◆ **EXERCISE**
Write out the listing below without alteration, omitting its pictures.

— Start —

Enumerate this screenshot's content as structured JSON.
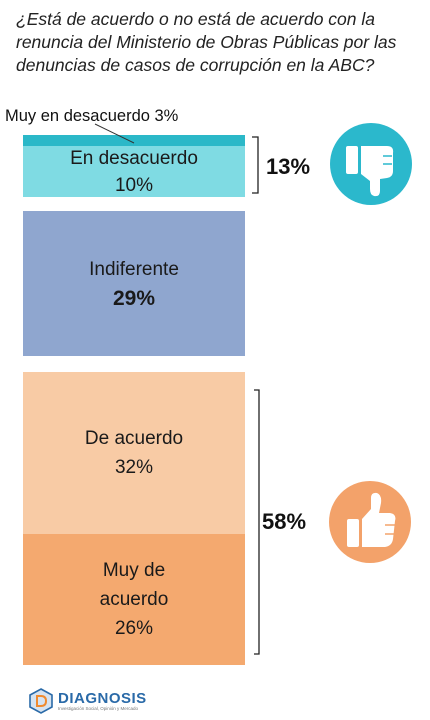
{
  "question": "¿Está de acuerdo o no está de acuerdo con la renuncia del Ministerio de Obras Públicas por las denuncias de casos de corrupción en la ABC?",
  "chart_data": {
    "type": "bar",
    "orientation": "stacked-vertical",
    "categories": [
      "Muy en desacuerdo",
      "En desacuerdo",
      "Indiferente",
      "De acuerdo",
      "Muy de acuerdo"
    ],
    "values": [
      3,
      10,
      29,
      32,
      26
    ],
    "unit": "%",
    "labels": {
      "muy_desacuerdo": "Muy en desacuerdo 3%",
      "desacuerdo_name": "En desacuerdo",
      "desacuerdo_value": "10%",
      "indiferente_name": "Indiferente",
      "indiferente_value": "29%",
      "acuerdo_name": "De acuerdo",
      "acuerdo_value": "32%",
      "muy_acuerdo_name_1": "Muy de",
      "muy_acuerdo_name_2": "acuerdo",
      "muy_acuerdo_value": "26%"
    },
    "groups": [
      {
        "total_label": "13%",
        "members": [
          "Muy en desacuerdo",
          "En desacuerdo"
        ],
        "icon": "thumbs-down-icon"
      },
      {
        "total_label": "58%",
        "members": [
          "De acuerdo",
          "Muy de acuerdo"
        ],
        "icon": "thumbs-up-icon"
      }
    ],
    "colors": {
      "muy_desacuerdo": "#2bb8c8",
      "desacuerdo": "#7fdbe3",
      "indiferente": "#8fa6cf",
      "acuerdo": "#f8cba5",
      "muy_acuerdo": "#f4a96f",
      "thumbs_down_circle": "#2bb8cc",
      "thumbs_up_circle": "#f3a26a"
    }
  },
  "footer": {
    "logo_name": "DIAGNOSIS",
    "logo_tagline": "Investigación Social, Opinión y Mercado"
  }
}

— End —

◆ **THE RESPONSE**
Enumerate this screenshot's content as structured JSON.
{
  "question": "¿Está de acuerdo o no está de acuerdo con la renuncia del Ministerio de Obras Públicas por las denuncias de casos de corrupción en la ABC?",
  "chart_data": {
    "type": "bar",
    "orientation": "stacked-vertical",
    "categories": [
      "Muy en desacuerdo",
      "En desacuerdo",
      "Indiferente",
      "De acuerdo",
      "Muy de acuerdo"
    ],
    "values": [
      3,
      10,
      29,
      32,
      26
    ],
    "unit": "%",
    "labels": {
      "muy_desacuerdo": "Muy en desacuerdo 3%",
      "desacuerdo_name": "En desacuerdo",
      "desacuerdo_value": "10%",
      "indiferente_name": "Indiferente",
      "indiferente_value": "29%",
      "acuerdo_name": "De acuerdo",
      "acuerdo_value": "32%",
      "muy_acuerdo_name_1": "Muy de",
      "muy_acuerdo_name_2": "acuerdo",
      "muy_acuerdo_value": "26%"
    },
    "groups": [
      {
        "total_label": "13%",
        "members": [
          "Muy en desacuerdo",
          "En desacuerdo"
        ],
        "icon": "thumbs-down-icon"
      },
      {
        "total_label": "58%",
        "members": [
          "De acuerdo",
          "Muy de acuerdo"
        ],
        "icon": "thumbs-up-icon"
      }
    ],
    "colors": {
      "muy_desacuerdo": "#2bb8c8",
      "desacuerdo": "#7fdbe3",
      "indiferente": "#8fa6cf",
      "acuerdo": "#f8cba5",
      "muy_acuerdo": "#f4a96f",
      "thumbs_down_circle": "#2bb8cc",
      "thumbs_up_circle": "#f3a26a"
    }
  },
  "footer": {
    "logo_name": "DIAGNOSIS",
    "logo_tagline": "Investigación Social, Opinión y Mercado"
  }
}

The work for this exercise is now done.